──────── DATA IN THIS EXERCISE
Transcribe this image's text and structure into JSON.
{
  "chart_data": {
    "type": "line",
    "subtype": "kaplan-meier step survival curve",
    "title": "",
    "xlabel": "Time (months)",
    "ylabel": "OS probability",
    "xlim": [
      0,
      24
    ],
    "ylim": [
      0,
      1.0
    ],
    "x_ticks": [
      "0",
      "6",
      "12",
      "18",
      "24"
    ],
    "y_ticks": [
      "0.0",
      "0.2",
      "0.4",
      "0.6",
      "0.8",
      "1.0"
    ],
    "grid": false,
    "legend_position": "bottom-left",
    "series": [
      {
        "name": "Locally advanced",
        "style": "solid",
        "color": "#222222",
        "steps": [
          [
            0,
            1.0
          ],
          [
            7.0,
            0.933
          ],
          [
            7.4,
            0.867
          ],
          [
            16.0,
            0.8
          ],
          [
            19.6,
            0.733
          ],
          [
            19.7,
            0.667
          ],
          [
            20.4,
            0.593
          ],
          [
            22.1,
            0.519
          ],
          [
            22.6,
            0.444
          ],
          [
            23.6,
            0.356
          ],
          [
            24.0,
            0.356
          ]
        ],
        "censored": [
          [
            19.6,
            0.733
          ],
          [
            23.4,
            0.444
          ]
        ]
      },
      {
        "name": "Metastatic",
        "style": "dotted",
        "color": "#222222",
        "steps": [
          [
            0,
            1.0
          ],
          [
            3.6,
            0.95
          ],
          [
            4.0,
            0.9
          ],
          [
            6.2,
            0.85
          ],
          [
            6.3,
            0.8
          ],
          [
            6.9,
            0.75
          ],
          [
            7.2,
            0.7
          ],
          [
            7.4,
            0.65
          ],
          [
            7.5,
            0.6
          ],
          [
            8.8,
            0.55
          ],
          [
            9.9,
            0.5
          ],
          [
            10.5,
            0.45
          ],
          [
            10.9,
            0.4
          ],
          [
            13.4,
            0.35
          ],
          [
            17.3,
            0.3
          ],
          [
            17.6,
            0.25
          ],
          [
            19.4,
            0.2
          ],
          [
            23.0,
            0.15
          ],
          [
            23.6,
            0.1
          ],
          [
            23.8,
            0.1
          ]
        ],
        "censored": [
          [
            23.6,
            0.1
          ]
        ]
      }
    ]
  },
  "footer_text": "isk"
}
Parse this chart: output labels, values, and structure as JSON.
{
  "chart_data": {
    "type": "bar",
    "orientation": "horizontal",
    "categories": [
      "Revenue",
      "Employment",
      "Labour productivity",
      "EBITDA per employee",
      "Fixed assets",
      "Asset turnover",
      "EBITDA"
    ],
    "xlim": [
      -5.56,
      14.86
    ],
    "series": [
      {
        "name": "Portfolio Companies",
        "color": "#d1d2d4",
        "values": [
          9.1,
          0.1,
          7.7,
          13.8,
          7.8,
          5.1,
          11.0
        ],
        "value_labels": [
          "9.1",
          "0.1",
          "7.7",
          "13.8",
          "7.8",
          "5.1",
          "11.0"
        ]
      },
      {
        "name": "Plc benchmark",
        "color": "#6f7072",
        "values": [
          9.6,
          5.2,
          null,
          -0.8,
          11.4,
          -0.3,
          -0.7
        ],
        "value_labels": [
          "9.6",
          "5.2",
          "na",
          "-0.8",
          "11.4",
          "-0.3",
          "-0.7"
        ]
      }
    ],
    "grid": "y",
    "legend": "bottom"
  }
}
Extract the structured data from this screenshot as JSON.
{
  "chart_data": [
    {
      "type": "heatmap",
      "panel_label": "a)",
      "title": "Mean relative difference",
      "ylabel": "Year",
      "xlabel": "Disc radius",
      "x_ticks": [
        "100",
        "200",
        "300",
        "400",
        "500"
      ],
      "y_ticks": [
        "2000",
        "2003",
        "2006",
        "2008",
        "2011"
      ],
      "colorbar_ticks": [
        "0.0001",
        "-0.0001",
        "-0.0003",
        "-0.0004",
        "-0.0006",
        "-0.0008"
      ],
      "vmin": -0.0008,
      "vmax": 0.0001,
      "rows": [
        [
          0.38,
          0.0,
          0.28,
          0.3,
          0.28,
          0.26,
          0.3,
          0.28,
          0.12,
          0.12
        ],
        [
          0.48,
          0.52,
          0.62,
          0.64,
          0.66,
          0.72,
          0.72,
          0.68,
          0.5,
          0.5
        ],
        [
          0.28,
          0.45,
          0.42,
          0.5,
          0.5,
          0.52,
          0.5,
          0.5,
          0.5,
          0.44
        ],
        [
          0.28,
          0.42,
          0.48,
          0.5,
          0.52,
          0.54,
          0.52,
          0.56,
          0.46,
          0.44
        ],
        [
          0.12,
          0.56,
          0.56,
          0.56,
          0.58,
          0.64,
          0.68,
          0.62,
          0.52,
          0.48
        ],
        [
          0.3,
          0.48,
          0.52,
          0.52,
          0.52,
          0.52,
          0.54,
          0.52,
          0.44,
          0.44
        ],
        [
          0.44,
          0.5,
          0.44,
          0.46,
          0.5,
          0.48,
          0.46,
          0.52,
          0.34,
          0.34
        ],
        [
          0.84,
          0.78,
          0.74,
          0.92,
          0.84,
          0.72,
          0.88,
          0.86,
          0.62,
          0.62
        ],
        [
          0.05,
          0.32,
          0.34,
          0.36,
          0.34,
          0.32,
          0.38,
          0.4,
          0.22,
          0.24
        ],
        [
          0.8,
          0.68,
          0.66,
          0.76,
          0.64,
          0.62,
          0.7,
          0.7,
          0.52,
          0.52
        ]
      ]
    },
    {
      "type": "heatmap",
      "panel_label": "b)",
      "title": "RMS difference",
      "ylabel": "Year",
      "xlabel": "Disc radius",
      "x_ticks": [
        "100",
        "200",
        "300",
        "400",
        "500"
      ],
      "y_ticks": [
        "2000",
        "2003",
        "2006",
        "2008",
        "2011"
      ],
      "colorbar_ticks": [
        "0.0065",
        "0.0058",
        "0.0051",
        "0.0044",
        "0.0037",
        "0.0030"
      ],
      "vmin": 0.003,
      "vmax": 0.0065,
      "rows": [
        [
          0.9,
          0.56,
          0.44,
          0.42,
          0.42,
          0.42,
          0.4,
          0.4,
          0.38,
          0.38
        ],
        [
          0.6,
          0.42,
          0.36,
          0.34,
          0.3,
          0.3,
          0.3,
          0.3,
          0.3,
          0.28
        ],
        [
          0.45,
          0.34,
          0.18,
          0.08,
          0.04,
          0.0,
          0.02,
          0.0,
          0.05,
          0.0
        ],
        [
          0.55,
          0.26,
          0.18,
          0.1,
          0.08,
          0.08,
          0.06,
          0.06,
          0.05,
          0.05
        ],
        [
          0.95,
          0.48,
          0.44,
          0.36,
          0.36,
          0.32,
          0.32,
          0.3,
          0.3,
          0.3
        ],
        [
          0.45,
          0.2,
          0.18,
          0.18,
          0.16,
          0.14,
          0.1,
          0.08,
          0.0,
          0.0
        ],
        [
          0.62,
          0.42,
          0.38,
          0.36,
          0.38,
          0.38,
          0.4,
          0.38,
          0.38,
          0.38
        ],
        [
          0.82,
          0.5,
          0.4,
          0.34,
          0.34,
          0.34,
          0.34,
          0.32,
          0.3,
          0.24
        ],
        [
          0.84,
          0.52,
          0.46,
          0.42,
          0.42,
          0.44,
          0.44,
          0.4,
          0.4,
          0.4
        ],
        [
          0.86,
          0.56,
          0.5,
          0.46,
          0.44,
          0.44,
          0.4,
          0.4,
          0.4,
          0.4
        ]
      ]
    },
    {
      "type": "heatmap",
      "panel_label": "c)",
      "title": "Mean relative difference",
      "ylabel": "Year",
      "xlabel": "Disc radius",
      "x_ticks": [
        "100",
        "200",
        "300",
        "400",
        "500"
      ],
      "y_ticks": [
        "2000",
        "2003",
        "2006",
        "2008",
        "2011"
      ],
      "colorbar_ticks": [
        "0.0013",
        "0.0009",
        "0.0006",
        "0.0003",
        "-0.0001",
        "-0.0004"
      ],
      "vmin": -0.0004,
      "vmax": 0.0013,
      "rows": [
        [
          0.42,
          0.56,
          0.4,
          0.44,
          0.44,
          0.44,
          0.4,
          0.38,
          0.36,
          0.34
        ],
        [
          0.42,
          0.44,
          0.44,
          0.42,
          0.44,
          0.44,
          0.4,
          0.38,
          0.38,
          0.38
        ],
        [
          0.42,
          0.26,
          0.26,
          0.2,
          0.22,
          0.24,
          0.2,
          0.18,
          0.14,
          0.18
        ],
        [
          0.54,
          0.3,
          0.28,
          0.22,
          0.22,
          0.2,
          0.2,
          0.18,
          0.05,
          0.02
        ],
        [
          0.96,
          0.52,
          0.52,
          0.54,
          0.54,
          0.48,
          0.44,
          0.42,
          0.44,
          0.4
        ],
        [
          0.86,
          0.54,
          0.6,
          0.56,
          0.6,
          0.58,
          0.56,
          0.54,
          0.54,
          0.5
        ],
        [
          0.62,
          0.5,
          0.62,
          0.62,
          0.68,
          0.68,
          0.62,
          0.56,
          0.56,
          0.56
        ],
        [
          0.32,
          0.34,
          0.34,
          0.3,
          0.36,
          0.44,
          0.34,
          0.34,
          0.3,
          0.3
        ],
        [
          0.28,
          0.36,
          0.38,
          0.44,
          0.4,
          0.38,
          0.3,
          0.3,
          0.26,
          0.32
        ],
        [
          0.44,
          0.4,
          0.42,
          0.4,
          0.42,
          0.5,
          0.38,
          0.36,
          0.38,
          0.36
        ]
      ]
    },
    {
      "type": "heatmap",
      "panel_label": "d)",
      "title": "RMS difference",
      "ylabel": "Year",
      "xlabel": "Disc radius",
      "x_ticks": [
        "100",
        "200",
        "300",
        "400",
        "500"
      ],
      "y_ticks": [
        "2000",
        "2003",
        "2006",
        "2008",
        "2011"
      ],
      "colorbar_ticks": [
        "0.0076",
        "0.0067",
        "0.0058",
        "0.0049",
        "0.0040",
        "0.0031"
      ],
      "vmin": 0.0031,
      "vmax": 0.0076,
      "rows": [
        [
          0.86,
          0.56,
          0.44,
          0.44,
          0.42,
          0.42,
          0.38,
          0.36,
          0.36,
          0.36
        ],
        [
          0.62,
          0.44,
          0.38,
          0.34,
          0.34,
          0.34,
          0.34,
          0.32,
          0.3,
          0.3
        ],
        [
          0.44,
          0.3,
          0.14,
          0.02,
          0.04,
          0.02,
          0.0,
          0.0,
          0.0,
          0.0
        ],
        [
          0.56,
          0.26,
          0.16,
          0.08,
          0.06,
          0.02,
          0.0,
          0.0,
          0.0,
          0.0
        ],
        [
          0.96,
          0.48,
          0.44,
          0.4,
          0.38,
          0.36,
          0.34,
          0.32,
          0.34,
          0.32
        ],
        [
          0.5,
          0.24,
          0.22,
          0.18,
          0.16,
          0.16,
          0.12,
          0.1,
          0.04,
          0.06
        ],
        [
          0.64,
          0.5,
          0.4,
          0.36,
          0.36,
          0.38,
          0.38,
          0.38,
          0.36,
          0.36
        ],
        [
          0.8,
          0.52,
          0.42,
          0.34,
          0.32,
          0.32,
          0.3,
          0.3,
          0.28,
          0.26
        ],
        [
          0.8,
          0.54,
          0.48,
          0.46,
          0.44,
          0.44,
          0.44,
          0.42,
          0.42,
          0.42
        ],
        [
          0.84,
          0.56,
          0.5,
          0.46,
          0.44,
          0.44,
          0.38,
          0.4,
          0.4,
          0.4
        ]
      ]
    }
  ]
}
────────────────
TASK GOAL –
Report the number of lines in the entries above that include the string "JSON". Give nothing but the number.

RESULT OF THE EXERCISE –
3